What is required: Find and return each line containing "favicon".

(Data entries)
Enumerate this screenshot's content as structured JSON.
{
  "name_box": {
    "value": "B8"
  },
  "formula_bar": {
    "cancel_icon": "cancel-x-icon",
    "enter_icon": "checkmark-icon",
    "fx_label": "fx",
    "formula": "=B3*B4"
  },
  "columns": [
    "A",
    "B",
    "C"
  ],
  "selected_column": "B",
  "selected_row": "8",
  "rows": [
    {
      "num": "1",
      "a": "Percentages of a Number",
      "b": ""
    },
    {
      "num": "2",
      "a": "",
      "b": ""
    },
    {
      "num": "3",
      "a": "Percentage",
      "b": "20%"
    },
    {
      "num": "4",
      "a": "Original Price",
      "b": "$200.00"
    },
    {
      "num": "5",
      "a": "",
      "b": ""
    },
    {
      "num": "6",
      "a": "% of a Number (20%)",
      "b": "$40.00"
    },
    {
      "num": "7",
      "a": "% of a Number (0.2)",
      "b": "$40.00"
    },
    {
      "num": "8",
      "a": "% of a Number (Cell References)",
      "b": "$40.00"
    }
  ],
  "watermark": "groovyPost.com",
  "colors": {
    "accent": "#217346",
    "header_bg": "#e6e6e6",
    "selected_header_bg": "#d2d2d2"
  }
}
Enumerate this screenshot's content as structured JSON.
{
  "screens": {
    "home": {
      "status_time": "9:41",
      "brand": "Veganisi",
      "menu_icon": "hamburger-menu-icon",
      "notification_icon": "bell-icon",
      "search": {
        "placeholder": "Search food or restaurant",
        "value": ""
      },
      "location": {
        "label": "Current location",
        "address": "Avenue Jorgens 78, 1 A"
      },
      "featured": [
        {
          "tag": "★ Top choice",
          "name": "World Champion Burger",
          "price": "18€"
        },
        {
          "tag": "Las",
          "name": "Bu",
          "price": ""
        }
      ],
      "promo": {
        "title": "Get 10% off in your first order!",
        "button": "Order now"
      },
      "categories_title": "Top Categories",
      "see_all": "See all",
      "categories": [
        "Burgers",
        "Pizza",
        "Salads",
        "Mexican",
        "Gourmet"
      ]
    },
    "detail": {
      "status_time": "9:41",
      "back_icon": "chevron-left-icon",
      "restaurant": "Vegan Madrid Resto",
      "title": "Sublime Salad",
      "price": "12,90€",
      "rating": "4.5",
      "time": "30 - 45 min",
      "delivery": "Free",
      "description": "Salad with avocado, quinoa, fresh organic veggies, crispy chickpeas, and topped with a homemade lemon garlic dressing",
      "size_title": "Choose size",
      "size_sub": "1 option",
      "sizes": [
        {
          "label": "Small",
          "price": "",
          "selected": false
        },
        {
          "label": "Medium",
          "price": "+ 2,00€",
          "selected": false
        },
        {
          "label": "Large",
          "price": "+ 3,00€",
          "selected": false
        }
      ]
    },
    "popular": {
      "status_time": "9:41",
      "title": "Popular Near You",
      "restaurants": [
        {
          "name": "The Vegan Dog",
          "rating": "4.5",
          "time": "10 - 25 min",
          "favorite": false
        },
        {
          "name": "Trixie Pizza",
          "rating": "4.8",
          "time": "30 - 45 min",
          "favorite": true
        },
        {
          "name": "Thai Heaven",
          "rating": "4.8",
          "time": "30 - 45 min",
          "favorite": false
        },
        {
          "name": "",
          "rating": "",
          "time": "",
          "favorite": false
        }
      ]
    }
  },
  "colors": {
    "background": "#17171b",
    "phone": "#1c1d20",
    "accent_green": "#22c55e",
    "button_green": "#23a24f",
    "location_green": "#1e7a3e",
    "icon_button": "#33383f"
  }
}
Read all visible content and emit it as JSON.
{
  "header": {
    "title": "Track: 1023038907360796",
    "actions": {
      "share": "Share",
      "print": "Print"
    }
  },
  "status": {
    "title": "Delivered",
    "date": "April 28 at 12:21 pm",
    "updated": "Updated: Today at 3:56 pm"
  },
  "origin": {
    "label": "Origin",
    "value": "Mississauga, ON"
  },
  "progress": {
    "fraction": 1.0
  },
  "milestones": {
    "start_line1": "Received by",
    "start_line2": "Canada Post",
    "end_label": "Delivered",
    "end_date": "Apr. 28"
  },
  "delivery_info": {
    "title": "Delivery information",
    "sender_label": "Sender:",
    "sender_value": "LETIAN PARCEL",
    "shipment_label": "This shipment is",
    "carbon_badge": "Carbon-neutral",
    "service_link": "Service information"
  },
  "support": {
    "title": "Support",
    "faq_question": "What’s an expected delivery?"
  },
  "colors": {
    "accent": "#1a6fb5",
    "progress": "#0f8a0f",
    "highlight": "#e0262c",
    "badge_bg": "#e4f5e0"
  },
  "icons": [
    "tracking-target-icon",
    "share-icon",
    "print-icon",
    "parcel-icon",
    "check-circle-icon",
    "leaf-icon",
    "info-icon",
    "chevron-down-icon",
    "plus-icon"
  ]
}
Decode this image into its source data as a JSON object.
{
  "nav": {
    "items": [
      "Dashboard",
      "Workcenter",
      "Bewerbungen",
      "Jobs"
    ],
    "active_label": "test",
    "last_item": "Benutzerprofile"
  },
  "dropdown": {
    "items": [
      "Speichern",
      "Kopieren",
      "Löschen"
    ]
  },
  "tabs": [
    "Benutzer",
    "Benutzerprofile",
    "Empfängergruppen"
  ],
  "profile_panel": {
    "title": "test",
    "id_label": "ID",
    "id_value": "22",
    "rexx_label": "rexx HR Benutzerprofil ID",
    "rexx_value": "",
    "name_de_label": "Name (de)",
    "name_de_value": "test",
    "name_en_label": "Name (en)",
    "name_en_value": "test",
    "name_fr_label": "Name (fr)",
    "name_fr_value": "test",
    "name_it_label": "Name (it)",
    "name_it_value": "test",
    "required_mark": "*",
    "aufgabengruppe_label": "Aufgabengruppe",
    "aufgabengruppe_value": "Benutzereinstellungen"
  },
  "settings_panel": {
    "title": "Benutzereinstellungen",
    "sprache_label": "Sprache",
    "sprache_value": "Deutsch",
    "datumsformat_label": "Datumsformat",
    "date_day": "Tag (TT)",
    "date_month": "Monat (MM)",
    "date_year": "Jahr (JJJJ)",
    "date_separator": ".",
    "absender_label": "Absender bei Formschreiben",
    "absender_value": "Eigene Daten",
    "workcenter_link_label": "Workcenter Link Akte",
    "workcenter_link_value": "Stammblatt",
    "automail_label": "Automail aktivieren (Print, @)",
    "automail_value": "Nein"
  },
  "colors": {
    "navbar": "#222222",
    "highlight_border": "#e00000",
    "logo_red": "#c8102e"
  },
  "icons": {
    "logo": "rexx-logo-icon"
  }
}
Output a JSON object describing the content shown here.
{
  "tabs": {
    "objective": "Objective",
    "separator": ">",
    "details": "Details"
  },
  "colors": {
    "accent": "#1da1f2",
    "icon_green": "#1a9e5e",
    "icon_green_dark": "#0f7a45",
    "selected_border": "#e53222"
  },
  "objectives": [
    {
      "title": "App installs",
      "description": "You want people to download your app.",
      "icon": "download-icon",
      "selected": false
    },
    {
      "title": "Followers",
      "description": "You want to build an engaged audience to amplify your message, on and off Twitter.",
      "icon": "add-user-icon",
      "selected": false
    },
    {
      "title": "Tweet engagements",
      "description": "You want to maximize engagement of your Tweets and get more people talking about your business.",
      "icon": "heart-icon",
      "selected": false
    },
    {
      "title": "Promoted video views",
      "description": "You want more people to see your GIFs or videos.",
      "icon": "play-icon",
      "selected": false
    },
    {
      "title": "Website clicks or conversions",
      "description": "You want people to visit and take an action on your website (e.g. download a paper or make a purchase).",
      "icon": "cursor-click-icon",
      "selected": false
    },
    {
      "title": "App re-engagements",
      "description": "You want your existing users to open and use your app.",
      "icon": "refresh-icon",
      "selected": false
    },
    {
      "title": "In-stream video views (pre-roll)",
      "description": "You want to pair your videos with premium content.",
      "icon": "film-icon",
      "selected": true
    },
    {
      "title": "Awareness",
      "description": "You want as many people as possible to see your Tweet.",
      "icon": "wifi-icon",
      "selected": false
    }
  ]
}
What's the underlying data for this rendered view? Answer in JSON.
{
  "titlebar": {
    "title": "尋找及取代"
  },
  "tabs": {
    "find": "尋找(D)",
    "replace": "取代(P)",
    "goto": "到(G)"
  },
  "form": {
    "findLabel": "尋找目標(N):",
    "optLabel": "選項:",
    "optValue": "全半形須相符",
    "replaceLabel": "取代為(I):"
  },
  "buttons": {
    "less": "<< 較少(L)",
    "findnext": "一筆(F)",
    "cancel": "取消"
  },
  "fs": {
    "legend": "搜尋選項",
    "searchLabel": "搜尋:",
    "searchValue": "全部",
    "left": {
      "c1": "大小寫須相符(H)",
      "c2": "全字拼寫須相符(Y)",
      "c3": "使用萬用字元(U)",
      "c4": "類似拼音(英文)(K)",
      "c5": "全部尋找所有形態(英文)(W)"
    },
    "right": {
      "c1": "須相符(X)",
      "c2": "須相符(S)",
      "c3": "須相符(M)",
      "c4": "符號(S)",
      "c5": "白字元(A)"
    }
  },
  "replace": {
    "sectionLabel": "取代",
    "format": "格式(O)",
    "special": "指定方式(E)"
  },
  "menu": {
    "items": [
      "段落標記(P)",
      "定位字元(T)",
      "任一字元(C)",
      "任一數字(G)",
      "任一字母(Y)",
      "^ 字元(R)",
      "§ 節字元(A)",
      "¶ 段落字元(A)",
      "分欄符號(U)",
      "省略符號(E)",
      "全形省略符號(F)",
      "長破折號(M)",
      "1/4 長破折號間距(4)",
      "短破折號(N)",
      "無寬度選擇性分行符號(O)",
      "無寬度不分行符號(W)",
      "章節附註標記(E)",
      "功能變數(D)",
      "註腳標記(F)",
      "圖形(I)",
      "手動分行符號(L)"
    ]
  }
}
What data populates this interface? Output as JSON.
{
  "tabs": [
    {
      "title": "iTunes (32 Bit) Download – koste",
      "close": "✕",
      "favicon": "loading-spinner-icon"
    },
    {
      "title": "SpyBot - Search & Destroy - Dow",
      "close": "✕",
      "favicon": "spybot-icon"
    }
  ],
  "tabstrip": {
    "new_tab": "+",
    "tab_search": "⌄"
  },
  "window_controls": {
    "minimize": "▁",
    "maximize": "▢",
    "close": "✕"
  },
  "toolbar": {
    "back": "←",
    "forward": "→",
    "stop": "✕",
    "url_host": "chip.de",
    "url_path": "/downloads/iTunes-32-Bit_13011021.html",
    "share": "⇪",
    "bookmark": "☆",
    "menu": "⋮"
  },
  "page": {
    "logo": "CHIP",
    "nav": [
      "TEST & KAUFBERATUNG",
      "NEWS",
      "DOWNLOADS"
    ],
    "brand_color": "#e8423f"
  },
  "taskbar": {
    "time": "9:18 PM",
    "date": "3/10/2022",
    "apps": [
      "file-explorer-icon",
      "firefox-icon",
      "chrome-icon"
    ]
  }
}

Task result:
      "favicon": "loading-spinner-icon"
      "favicon": "spybot-icon"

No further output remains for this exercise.